▶ [Given task]:
Search the listing below for the string "condición" and copy every line where it occurs.

▶ [Data entries]:
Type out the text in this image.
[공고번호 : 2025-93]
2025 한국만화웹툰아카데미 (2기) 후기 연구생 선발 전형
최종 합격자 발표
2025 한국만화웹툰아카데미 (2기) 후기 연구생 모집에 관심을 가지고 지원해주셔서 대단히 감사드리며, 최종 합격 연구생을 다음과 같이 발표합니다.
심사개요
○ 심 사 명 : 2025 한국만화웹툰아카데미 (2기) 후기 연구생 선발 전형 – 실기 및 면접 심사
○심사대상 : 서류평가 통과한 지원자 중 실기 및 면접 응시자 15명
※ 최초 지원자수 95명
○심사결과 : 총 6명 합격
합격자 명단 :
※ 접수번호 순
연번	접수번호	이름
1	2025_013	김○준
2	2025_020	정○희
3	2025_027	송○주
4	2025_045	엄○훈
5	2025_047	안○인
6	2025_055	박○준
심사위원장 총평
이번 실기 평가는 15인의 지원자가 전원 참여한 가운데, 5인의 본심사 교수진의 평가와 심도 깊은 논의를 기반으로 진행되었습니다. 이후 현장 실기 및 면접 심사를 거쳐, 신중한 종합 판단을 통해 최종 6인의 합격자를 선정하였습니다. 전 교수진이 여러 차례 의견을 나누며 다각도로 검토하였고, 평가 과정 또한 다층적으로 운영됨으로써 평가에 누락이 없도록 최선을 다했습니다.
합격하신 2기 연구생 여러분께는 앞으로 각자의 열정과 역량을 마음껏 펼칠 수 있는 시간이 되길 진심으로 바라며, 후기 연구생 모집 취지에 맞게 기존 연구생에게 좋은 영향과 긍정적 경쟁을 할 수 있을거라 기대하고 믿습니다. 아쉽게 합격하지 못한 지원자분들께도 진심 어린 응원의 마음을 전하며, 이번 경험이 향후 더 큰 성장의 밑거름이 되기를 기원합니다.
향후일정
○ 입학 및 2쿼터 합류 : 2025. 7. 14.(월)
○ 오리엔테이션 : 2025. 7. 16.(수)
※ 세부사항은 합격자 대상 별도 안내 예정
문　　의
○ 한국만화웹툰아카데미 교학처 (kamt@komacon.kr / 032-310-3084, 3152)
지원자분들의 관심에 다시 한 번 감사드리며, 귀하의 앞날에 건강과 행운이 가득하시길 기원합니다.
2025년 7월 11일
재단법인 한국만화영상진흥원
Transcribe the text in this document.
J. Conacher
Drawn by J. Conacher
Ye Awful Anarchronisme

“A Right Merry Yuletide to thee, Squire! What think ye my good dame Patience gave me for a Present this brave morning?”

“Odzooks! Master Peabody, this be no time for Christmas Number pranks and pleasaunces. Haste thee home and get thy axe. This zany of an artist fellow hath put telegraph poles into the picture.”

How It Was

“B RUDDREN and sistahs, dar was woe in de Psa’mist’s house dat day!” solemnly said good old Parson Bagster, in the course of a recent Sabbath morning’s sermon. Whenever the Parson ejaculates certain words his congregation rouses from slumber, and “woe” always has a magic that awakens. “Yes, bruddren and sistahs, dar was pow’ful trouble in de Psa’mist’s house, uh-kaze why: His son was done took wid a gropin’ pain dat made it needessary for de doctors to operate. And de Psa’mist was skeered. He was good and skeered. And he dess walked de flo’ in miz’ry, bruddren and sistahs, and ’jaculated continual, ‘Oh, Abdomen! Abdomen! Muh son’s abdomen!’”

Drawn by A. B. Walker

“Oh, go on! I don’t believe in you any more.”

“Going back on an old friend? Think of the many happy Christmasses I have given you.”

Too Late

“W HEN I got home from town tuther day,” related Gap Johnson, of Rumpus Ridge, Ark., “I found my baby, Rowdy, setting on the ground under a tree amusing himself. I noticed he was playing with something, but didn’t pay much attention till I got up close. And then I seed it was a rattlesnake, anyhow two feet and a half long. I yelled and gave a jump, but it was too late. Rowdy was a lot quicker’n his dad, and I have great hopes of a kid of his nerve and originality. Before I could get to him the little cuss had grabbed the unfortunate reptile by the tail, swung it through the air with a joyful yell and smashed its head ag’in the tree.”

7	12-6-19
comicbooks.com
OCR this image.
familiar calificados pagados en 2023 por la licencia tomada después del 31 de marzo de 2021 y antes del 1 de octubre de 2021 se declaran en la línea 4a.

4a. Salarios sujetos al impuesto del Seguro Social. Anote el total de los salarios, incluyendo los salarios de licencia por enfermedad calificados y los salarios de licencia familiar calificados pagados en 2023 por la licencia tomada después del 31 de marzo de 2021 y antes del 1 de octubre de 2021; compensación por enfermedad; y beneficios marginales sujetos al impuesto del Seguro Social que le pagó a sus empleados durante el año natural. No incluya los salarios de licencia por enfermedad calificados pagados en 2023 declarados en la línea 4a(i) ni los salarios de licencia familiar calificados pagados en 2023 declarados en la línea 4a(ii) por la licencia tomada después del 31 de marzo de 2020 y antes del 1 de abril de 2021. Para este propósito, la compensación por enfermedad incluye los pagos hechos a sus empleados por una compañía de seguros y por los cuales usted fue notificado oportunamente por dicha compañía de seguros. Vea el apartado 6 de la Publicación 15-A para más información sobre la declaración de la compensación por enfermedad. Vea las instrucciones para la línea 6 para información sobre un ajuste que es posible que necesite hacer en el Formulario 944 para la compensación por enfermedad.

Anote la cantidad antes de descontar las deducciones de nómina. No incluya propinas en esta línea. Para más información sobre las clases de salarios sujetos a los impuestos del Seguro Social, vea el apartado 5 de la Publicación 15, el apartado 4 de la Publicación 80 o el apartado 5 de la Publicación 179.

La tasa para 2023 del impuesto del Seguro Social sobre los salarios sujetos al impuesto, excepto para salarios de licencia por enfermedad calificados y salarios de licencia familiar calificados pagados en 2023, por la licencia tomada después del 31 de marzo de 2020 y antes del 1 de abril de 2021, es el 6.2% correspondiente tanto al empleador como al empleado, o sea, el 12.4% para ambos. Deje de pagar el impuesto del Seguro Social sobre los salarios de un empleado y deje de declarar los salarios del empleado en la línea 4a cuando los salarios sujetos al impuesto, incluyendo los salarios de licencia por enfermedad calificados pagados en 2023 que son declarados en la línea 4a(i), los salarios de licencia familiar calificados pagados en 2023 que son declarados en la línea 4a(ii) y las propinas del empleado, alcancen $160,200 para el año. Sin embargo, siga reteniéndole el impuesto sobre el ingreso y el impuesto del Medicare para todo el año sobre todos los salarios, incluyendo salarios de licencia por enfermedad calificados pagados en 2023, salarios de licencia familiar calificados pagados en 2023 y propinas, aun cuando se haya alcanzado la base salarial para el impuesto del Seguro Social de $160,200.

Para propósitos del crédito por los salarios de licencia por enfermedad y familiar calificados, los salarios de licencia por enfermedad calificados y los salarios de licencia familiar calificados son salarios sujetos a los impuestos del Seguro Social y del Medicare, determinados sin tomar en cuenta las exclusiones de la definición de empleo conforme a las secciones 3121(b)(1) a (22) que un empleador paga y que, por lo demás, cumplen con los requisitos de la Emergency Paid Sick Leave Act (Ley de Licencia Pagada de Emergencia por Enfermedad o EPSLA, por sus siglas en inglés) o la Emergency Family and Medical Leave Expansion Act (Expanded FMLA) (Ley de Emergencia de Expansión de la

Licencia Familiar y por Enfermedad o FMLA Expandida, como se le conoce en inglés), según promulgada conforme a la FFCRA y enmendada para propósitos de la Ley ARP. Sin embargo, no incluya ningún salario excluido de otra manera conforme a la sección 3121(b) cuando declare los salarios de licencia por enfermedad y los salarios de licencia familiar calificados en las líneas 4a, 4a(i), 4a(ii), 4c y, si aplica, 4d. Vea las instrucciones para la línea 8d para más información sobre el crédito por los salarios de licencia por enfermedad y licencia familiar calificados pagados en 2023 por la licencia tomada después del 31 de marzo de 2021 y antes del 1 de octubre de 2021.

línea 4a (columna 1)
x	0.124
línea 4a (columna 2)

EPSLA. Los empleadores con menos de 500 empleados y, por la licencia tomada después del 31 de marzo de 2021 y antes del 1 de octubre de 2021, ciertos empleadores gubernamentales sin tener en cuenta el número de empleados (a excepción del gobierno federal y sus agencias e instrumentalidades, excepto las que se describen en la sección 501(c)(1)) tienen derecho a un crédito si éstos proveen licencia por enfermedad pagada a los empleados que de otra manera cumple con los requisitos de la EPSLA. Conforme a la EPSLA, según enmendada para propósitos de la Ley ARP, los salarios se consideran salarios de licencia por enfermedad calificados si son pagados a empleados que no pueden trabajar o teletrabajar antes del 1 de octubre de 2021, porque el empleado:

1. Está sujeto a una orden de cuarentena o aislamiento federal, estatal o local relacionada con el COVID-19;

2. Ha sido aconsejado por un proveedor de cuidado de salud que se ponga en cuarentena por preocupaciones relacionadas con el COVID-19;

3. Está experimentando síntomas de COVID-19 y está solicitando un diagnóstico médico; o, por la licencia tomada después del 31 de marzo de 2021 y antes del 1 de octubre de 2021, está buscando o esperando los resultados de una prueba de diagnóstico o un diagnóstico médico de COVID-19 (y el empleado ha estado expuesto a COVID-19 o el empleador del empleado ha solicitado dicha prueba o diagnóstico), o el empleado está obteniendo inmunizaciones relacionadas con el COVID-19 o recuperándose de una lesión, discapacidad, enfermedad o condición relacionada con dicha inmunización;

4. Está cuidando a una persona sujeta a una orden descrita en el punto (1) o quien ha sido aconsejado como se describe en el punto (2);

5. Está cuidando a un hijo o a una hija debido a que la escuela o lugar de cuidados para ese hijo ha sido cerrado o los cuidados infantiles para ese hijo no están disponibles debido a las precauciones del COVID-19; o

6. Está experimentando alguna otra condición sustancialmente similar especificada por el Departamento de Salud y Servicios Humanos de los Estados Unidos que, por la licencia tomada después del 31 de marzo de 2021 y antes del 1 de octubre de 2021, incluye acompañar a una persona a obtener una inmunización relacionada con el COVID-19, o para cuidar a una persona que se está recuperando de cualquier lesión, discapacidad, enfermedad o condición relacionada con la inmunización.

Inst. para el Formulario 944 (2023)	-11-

▶ [The completed task]:
3. Está experimentando síntomas de COVID-19 y está solicitando un diagnóstico médico; o, por la licencia tomada después del 31 de marzo de 2021 y antes del 1 de octubre de 2021, está buscando o esperando los resultados de una prueba de diagnóstico o un diagnóstico médico de COVID-19 (y el empleado ha estado expuesto a COVID-19 o el empleador del empleado ha solicitado dicha prueba o diagnóstico), o el empleado está obteniendo inmunizaciones relacionadas con el COVID-19 o recuperándose de una lesión, discapacidad, enfermedad o condición relacionada con dicha inmunización;
6. Está experimentando alguna otra condición sustancialmente similar especificada por el Departamento de Salud y Servicios Humanos de los Estados Unidos que, por la licencia tomada después del 31 de marzo de 2021 y antes del 1 de octubre de 2021, incluye acompañar a una persona a obtener una inmunización relacionada con el COVID-19, o para cuidar a una persona que se está recuperando de cualquier lesión, discapacidad, enfermedad o condición relacionada con la inmunización.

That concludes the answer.